- [EXTRACTED RECORDS]:
· · · · ·
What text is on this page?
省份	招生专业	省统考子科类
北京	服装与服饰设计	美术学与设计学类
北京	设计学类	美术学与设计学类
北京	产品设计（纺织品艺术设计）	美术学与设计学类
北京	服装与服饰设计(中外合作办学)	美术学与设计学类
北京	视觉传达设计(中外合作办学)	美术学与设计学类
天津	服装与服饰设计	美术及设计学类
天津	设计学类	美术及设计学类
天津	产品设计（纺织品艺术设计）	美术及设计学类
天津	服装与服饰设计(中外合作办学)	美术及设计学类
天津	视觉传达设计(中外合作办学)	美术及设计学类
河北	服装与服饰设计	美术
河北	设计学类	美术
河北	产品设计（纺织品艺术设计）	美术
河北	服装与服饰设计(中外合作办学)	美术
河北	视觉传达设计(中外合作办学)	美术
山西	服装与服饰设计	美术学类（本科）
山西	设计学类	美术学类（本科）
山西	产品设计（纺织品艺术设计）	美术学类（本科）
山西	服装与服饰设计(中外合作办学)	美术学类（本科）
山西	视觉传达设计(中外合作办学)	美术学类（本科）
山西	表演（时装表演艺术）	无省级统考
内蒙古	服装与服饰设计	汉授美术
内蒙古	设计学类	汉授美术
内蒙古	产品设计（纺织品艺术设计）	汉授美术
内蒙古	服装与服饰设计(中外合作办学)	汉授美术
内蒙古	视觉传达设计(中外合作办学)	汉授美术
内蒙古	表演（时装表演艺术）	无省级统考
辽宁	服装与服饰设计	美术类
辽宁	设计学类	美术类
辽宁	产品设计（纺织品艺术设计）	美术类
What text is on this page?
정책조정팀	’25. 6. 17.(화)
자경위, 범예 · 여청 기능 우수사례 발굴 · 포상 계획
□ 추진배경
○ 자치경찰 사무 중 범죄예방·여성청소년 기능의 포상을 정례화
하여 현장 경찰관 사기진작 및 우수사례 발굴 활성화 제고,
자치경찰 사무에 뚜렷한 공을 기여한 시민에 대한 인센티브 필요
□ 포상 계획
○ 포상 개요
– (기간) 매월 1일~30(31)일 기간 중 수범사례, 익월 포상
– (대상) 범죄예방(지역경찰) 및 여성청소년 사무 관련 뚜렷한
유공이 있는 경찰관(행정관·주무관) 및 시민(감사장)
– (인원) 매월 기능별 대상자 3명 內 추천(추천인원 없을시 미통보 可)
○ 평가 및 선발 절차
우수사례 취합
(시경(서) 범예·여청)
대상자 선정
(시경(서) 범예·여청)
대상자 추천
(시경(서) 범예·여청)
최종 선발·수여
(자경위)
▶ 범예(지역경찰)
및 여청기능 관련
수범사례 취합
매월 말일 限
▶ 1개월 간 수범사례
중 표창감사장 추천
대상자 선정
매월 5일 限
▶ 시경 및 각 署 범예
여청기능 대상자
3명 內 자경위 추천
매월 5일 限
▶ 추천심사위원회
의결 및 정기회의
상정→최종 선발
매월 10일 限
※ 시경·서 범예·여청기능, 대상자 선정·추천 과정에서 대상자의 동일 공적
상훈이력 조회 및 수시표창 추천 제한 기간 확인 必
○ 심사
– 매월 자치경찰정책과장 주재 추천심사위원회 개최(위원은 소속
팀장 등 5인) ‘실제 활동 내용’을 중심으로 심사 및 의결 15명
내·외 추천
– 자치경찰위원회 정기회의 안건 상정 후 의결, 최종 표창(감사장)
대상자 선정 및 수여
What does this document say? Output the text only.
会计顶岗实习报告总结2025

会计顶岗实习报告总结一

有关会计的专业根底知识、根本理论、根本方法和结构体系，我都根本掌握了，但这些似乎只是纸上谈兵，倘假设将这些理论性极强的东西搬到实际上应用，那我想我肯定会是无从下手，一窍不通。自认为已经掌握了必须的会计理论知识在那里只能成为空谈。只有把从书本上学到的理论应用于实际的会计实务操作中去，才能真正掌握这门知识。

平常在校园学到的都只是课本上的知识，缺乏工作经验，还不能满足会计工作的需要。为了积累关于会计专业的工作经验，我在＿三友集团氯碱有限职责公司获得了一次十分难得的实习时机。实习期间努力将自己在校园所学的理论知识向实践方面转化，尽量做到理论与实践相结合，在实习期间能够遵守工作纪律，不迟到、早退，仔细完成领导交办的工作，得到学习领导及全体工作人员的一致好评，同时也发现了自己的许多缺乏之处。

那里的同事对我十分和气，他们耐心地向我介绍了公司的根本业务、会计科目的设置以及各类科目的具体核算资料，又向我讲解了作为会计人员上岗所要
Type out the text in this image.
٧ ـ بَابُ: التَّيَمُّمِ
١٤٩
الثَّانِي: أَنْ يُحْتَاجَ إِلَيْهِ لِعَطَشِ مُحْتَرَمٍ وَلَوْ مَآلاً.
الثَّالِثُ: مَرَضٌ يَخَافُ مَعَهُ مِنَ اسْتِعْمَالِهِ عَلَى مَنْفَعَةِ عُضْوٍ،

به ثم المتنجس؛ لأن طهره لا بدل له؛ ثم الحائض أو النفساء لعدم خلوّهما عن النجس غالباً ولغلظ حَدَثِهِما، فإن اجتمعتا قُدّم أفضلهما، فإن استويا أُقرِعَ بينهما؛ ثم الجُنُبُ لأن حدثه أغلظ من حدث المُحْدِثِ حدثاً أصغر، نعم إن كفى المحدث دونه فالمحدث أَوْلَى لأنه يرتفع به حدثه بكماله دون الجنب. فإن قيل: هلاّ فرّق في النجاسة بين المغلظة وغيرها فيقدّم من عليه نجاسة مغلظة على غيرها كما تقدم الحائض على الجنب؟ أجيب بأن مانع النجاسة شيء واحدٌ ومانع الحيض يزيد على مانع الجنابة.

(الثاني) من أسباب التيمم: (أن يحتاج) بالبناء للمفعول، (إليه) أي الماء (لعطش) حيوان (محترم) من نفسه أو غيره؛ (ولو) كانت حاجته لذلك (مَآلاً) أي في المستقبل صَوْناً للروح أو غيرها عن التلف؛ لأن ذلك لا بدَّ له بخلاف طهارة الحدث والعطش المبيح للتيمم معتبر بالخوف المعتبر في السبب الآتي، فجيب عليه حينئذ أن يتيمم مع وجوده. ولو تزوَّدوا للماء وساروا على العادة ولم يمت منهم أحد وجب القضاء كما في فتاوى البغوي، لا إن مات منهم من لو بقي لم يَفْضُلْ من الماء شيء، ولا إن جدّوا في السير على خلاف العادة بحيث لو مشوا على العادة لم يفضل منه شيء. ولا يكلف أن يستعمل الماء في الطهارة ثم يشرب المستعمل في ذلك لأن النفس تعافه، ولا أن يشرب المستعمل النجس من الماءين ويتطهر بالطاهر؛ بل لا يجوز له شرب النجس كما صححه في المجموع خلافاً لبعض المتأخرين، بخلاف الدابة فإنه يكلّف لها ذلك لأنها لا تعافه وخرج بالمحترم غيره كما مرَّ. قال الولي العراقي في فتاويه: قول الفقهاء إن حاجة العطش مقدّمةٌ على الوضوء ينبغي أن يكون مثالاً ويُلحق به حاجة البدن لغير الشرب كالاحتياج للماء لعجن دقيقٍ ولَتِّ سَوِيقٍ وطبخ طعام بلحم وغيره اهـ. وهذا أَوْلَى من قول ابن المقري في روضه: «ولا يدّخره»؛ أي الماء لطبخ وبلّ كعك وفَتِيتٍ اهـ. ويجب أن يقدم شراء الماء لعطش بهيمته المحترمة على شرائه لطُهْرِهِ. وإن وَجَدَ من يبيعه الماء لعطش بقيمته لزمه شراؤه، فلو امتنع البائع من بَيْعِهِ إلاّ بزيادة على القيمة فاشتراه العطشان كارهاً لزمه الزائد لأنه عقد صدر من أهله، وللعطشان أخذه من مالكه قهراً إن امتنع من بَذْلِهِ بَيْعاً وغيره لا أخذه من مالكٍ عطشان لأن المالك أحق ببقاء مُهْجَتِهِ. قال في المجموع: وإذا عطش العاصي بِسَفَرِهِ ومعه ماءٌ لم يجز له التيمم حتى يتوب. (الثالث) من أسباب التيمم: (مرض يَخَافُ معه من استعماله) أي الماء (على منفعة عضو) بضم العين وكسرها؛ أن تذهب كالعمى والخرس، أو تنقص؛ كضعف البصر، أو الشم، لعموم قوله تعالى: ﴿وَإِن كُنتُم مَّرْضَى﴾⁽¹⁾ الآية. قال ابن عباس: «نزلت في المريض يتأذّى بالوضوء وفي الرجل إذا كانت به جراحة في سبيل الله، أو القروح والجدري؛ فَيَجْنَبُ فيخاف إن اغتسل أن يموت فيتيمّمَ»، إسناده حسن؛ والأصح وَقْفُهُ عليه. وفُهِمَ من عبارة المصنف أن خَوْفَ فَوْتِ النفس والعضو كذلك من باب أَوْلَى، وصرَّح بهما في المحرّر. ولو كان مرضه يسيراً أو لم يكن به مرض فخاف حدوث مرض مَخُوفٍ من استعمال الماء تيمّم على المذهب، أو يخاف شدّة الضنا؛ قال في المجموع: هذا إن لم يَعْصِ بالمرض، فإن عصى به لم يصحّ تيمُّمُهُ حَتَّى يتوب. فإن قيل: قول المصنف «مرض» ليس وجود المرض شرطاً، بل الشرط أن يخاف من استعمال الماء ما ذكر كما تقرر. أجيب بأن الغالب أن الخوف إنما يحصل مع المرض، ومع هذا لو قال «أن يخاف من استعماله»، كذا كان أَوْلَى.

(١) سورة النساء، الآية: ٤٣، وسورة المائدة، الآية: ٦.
· · · · ·
- [YOUR INSTRUCTIONS]: Sift the material for lines with the string "服装与服饰设计". Copy each one found.

- [WRITTEN REPLY]:
北京	服装与服饰设计	美术学与设计学类
北京	服装与服饰设计(中外合作办学)	美术学与设计学类
天津	服装与服饰设计	美术及设计学类
天津	服装与服饰设计(中外合作办学)	美术及设计学类
河北	服装与服饰设计	美术
河北	服装与服饰设计(中外合作办学)	美术
山西	服装与服饰设计	美术学类（本科）
山西	服装与服饰设计(中外合作办学)	美术学类（本科）
内蒙古	服装与服饰设计	汉授美术
内蒙古	服装与服饰设计(中外合作办学)	汉授美术
辽宁	服装与服饰设计	美术类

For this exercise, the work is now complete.